*OBJECTIVE*.
The records that follow need to be output exactly as they are.

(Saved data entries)

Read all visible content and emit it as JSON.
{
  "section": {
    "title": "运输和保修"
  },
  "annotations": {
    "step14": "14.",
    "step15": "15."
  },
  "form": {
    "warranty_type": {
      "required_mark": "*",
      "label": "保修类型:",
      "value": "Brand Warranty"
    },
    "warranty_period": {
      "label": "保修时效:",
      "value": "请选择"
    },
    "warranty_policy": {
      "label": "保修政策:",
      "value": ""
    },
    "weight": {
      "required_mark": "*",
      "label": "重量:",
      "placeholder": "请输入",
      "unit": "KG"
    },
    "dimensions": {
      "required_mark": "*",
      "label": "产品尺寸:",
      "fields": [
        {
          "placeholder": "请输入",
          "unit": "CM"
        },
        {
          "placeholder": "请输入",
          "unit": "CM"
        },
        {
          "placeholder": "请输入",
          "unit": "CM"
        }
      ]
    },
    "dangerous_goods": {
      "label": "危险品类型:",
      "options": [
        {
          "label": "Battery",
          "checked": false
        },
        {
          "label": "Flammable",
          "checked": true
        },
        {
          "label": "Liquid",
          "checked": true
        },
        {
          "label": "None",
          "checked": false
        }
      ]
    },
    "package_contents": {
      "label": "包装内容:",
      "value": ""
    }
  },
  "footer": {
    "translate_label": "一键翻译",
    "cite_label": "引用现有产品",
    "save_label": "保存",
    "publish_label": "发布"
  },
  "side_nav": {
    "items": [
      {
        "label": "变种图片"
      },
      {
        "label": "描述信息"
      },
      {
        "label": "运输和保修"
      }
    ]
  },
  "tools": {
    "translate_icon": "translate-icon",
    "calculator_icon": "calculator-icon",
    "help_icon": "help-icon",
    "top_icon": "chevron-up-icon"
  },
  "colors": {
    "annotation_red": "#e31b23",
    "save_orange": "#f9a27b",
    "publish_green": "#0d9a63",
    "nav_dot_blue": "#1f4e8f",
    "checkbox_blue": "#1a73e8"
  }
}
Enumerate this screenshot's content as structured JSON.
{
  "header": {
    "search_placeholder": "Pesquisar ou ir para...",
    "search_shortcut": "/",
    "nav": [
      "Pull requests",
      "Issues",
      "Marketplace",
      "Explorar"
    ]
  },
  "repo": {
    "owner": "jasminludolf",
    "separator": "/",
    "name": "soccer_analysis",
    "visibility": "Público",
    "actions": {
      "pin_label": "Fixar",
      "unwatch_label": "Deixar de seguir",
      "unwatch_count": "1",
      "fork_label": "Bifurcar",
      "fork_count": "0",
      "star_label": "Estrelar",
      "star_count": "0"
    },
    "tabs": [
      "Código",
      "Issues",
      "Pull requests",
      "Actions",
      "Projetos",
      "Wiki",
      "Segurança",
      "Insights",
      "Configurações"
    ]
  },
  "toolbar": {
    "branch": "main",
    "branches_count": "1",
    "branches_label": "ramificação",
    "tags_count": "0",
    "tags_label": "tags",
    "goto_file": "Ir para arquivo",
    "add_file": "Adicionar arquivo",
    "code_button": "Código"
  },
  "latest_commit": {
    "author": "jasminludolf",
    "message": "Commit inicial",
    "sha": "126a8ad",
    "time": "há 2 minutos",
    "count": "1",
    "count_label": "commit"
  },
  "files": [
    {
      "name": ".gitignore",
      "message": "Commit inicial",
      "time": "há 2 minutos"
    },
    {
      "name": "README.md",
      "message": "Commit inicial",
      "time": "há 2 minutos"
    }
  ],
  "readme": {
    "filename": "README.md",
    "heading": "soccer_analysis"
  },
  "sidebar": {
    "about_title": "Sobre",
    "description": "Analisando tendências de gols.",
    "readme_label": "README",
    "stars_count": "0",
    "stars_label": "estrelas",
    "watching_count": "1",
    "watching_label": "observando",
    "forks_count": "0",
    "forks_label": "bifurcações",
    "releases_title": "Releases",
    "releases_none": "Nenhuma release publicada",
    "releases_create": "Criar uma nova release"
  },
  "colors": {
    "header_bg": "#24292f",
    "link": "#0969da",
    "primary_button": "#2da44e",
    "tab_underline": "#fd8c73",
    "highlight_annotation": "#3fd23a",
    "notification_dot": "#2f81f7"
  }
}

*TASK OUTPUT*.
Read all visible content and emit it as JSON.
{
  "section": {
    "title": "运输和保修"
  },
  "annotations": {
    "step14": "14.",
    "step15": "15."
  },
  "form": {
    "warranty_type": {
      "required_mark": "*",
      "label": "保修类型:",
      "value": "Brand Warranty"
    },
    "warranty_period": {
      "label": "保修时效:",
      "value": "请选择"
    },
    "warranty_policy": {
      "label": "保修政策:",
      "value": ""
    },
    "weight": {
      "required_mark": "*",
      "label": "重量:",
      "placeholder": "请输入",
      "unit": "KG"
    },
    "dimensions": {
      "required_mark": "*",
      "label": "产品尺寸:",
      "fields": [
        {
          "placeholder": "请输入",
          "unit": "CM"
        },
        {
          "placeholder": "请输入",
          "unit": "CM"
        },
        {
          "placeholder": "请输入",
          "unit": "CM"
        }
      ]
    },
    "dangerous_goods": {
      "label": "危险品类型:",
      "options": [
        {
          "label": "Battery",
          "checked": false
        },
        {
          "label": "Flammable",
          "checked": true
        },
        {
          "label": "Liquid",
          "checked": true
        },
        {
          "label": "None",
          "checked": false
        }
      ]
    },
    "package_contents": {
      "label": "包装内容:",
      "value": ""
    }
  },
  "footer": {
    "translate_label": "一键翻译",
    "cite_label": "引用现有产品",
    "save_label": "保存",
    "publish_label": "发布"
  },
  "side_nav": {
    "items": [
      {
        "label": "变种图片"
      },
      {
        "label": "描述信息"
      },
      {
        "label": "运输和保修"
      }
    ]
  },
  "tools": {
    "translate_icon": "translate-icon",
    "calculator_icon": "calculator-icon",
    "help_icon": "help-icon",
    "top_icon": "chevron-up-icon"
  },
  "colors": {
    "annotation_red": "#e31b23",
    "save_orange": "#f9a27b",
    "publish_green": "#0d9a63",
    "nav_dot_blue": "#1f4e8f",
    "checkbox_blue": "#1a73e8"
  }
}
Enumerate this screenshot's content as structured JSON.
{
  "header": {
    "search_placeholder": "Pesquisar ou ir para...",
    "search_shortcut": "/",
    "nav": [
      "Pull requests",
      "Issues",
      "Marketplace",
      "Explorar"
    ]
  },
  "repo": {
    "owner": "jasminludolf",
    "separator": "/",
    "name": "soccer_analysis",
    "visibility": "Público",
    "actions": {
      "pin_label": "Fixar",
      "unwatch_label": "Deixar de seguir",
      "unwatch_count": "1",
      "fork_label": "Bifurcar",
      "fork_count": "0",
      "star_label": "Estrelar",
      "star_count": "0"
    },
    "tabs": [
      "Código",
      "Issues",
      "Pull requests",
      "Actions",
      "Projetos",
      "Wiki",
      "Segurança",
      "Insights",
      "Configurações"
    ]
  },
  "toolbar": {
    "branch": "main",
    "branches_count": "1",
    "branches_label": "ramificação",
    "tags_count": "0",
    "tags_label": "tags",
    "goto_file": "Ir para arquivo",
    "add_file": "Adicionar arquivo",
    "code_button": "Código"
  },
  "latest_commit": {
    "author": "jasminludolf",
    "message": "Commit inicial",
    "sha": "126a8ad",
    "time": "há 2 minutos",
    "count": "1",
    "count_label": "commit"
  },
  "files": [
    {
      "name": ".gitignore",
      "message": "Commit inicial",
      "time": "há 2 minutos"
    },
    {
      "name": "README.md",
      "message": "Commit inicial",
      "time": "há 2 minutos"
    }
  ],
  "readme": {
    "filename": "README.md",
    "heading": "soccer_analysis"
  },
  "sidebar": {
    "about_title": "Sobre",
    "description": "Analisando tendências de gols.",
    "readme_label": "README",
    "stars_count": "0",
    "stars_label": "estrelas",
    "watching_count": "1",
    "watching_label": "observando",
    "forks_count": "0",
    "forks_label": "bifurcações",
    "releases_title": "Releases",
    "releases_none": "Nenhuma release publicada",
    "releases_create": "Criar uma nova release"
  },
  "colors": {
    "header_bg": "#24292f",
    "link": "#0969da",
    "primary_button": "#2da44e",
    "tab_underline": "#fd8c73",
    "highlight_annotation": "#3fd23a",
    "notification_dot": "#2f81f7"
  }
}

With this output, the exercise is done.